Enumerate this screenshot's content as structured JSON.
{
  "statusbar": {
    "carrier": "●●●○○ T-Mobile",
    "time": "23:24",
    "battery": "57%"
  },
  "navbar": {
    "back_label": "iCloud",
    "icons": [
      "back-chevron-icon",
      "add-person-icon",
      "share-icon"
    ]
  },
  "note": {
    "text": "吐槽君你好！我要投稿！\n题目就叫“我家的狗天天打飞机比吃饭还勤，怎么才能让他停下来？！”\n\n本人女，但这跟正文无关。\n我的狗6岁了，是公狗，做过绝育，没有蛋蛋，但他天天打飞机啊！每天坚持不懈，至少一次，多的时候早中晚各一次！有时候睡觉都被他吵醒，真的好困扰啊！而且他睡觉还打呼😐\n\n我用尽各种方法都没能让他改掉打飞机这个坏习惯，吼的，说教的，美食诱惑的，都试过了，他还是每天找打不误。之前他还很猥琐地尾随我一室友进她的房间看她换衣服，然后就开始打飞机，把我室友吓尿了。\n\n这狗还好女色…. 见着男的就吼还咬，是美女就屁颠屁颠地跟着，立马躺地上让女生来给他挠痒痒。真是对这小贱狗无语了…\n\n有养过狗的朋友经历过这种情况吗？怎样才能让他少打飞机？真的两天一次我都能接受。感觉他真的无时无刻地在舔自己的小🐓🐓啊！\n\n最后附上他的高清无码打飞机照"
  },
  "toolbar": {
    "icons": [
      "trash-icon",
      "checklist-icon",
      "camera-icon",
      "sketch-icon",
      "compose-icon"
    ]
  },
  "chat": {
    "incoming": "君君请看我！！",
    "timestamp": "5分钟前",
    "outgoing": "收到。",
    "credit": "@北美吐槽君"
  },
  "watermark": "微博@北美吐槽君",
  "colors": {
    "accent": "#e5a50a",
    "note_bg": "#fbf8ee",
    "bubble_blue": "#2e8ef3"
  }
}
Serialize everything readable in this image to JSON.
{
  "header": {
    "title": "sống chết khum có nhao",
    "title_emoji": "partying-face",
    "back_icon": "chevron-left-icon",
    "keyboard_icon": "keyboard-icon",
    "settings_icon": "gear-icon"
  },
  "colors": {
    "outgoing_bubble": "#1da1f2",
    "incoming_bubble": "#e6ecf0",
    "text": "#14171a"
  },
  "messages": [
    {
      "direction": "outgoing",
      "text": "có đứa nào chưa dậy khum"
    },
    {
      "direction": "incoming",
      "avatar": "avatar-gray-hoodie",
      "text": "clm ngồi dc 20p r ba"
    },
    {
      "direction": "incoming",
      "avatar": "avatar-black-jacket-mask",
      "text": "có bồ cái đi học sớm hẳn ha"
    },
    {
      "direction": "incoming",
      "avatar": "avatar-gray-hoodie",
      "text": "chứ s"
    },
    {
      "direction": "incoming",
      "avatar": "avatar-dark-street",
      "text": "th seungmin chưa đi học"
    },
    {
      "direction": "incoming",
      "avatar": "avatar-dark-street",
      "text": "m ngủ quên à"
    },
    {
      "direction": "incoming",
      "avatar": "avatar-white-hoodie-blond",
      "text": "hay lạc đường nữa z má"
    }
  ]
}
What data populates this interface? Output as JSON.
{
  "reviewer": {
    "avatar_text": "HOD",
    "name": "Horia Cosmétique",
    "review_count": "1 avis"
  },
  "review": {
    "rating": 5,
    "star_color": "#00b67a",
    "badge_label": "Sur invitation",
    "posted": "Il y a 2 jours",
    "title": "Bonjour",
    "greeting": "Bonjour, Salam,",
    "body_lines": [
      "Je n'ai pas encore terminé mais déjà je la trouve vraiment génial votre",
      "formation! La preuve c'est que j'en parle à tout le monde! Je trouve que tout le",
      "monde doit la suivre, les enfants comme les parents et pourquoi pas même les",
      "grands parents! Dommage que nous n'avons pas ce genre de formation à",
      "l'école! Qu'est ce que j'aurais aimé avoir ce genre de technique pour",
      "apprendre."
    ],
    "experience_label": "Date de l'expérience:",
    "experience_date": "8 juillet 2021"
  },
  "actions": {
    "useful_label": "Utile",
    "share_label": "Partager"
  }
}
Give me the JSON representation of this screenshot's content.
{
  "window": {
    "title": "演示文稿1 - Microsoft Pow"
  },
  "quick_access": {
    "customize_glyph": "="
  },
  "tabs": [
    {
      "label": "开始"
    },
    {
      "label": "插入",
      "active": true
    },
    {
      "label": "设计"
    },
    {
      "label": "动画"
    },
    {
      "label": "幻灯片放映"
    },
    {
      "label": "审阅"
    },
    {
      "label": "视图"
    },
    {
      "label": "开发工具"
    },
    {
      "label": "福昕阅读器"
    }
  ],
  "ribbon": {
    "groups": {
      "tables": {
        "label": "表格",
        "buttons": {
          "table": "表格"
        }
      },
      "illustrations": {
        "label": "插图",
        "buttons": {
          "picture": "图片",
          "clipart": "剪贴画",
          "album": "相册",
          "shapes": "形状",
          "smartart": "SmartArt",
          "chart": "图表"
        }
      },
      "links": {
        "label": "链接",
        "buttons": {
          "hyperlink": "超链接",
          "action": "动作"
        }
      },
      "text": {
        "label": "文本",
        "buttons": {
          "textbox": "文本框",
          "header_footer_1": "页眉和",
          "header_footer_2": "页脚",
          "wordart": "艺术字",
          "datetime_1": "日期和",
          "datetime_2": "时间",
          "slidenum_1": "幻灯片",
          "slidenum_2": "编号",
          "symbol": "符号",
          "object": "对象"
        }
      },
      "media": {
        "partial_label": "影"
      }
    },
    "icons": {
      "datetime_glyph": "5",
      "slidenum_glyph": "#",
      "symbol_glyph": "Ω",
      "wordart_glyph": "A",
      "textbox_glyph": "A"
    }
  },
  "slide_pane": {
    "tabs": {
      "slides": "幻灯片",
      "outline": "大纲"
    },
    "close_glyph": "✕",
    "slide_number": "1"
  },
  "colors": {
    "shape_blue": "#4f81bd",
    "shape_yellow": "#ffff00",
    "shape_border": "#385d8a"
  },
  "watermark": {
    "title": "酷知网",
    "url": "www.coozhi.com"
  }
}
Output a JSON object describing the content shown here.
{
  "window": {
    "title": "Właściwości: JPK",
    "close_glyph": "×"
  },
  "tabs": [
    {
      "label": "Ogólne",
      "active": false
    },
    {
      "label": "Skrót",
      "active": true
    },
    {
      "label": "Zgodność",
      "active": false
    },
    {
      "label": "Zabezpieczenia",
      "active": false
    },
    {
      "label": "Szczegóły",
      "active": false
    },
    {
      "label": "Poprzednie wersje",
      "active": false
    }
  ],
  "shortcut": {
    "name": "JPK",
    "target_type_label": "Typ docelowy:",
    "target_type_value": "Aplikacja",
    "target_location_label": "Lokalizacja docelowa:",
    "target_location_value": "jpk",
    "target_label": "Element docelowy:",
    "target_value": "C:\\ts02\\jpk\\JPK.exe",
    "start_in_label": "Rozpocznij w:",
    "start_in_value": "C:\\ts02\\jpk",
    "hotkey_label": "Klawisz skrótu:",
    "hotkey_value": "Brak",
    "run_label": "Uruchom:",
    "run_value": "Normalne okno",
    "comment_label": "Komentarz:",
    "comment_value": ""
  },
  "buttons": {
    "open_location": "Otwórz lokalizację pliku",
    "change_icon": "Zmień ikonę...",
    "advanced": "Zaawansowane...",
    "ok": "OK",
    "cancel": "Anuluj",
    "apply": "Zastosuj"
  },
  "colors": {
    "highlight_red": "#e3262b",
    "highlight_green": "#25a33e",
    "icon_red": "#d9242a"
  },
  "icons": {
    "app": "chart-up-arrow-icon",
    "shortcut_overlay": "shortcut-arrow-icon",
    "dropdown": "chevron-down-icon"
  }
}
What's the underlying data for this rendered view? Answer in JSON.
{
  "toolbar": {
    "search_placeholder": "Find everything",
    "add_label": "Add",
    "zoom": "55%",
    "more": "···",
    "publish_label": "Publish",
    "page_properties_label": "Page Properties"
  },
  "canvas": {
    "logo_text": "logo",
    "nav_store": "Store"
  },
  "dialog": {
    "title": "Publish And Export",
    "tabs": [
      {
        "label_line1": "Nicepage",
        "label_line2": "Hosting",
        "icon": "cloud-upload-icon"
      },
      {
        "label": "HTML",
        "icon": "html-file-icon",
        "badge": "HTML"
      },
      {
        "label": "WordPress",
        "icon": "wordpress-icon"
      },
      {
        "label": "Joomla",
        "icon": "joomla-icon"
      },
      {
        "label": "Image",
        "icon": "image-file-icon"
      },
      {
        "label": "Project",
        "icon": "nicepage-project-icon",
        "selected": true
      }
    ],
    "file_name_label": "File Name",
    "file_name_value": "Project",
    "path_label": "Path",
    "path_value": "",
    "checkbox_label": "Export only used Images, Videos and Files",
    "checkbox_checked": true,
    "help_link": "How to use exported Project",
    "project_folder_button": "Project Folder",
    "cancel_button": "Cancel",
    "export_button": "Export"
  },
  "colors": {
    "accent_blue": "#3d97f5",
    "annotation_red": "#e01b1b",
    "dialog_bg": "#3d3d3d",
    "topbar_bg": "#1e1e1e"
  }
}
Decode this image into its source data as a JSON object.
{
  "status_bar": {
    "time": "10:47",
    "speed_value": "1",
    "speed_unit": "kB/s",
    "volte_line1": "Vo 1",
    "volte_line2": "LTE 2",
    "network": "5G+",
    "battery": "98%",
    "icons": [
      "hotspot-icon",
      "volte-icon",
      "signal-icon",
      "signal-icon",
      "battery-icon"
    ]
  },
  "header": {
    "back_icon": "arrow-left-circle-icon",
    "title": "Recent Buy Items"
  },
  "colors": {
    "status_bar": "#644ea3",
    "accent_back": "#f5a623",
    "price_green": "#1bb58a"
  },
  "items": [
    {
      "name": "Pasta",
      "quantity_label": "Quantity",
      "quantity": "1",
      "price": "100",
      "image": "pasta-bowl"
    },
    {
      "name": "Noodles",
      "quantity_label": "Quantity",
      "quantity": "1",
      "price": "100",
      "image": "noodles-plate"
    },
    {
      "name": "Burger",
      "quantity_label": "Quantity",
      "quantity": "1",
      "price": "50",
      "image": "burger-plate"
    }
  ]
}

______________________________

What to do: Check every line of the data, and copy the ones that contain "Output".

Complete answer:
What data populates this interface? Output as JSON.
Output a JSON object describing the content shown here.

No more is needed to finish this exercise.